__Text under study__
+-------+

By passing "returnall=True", you will get both duplicate or missing query terms, together with the mapping output, from the returned result:
mg.querymany(xli, scopes='symbol,reporter,accession', fields='entrezgene,uniprot', species='human', returnall=True)
Finished. 1 input query terms found dup hits: [(u'1007_s_at', 2)] 1 input query terms found no hit: [u'Gm10494']
{'dup': [(u'1007_s_at', 2)], 'missing': [u'Gm10494'], 'out': [{u'_id': u'203522', u'entrezgene': 203522, u'query': u'DDX26B', u'uniprot': {u'Swiss-Prot': u'Q5JSJ4'}}, {u'_id': u'220047', u'entrezgene': 220047, u'query': u'CCDC83', u'uniprot': {u'Swiss-Prot': u'Q8IWF9'}}, {u'_id': u'23031', u'entrezgene': 23031, u'query': u'MAST3', u'uniprot': {u'Swiss-Prot': u'O60307'}}, {u'_id': u'10211', u'entrezgene': 10211, u'query': u'FLOT1', u'uniprot': {u'Swiss-Prot': u'O75955', u'TrEMBL': u'Q5ST80'}}, {u'_id': u'6135', u'entrezgene': 6135, u'query': u'RPL11', u'uniprot': {u'Swiss-Prot': u'P62913', u'TrEMBL': u'Q5VVD0'}}, {u'notfound': True, u'query': u'Gm10494'}, {u'_id': u'100616237', u'entrezgene': 100616237, u'query': u'1007_s_at'}, {u'_id': u'780', u'entrezgene': 780, u'query': u'1007_s_at', u'uniprot': {u'Swiss-Prot': u'Q08345', u'TrEMBL': [u'Q96T61', u'Q96T62']}}, {u'_id': u'2978', u'entrezgene': 2978, u'query': u'AK125780', u'uniprot': {u'Swiss-Prot': u'P43080'}}]}
The returned result above contains "out" for mapping output, "missing" for missing query terms (a list), and "dup" for query terms with multiple matches (including the number of matches).
Yes, you can. If you pass an id list (i.e., xli above) larger than 1000 ids, we will do the id mapping in-batch with 1000 ids at a time, and then concatenate the results all together for you. So, from the user-end, it's exactly the same as passing a shorter list. You don't need to worry about saturating our backend servers.

+-------+

__Supplied records__
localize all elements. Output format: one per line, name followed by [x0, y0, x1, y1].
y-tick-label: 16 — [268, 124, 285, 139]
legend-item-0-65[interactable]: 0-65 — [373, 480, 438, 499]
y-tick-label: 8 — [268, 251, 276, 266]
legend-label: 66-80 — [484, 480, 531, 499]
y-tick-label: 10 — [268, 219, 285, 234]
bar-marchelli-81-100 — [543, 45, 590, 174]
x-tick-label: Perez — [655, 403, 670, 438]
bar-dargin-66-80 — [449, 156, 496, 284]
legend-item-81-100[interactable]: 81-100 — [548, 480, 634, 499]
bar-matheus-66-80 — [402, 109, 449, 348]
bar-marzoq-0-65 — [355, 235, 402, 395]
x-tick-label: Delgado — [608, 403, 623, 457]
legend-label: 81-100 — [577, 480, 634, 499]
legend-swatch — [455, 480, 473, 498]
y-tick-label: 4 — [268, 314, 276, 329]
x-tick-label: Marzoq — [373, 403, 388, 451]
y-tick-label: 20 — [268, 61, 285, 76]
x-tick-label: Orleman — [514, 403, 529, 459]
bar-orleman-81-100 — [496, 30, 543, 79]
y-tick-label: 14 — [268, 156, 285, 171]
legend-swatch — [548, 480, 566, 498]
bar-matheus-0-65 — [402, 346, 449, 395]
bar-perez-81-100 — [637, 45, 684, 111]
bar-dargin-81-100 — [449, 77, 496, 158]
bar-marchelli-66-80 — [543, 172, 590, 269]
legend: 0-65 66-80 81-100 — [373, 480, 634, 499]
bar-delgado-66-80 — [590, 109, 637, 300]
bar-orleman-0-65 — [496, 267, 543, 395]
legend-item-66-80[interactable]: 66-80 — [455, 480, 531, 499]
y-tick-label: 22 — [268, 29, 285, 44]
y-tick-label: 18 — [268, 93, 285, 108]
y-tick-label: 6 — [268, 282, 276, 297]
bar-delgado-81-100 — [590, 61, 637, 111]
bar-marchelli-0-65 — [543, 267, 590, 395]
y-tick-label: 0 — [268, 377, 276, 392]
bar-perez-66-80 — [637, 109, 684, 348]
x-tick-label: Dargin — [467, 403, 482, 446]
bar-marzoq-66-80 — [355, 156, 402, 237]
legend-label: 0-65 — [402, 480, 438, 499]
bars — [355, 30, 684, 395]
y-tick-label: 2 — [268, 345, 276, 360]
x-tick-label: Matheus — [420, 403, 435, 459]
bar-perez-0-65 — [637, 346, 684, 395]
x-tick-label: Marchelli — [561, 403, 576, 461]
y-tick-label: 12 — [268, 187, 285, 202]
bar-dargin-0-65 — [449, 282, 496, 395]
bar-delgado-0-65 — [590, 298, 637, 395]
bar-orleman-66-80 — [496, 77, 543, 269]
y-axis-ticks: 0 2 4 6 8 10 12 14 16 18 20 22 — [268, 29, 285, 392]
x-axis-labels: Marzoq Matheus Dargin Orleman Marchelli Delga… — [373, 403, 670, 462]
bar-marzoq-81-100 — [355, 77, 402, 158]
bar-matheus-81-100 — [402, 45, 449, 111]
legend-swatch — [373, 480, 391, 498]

+-------+

__Exercise A__
Please reproduce the part of the ID-mapping text starting with "Yes, you can." and going on through "our backend servers.".
__Exercise B__
According to the ID-mapping text, how are id lists larger than 1000 ids processed?

__Exercise response A__
Yes, you can. If you pass an id list (i.e., xli above) larger than 1000 ids, we will do the id mapping in-batch with 1000 ids at a time, and then concatenate the results all together for you. So, from the user-end, it's exactly the same as passing a shorter list. You don't need to worry about saturating our backend servers.

__Exercise response B__
The id mapping is done in batches of 1000 ids at a time, and the results are then concatenated.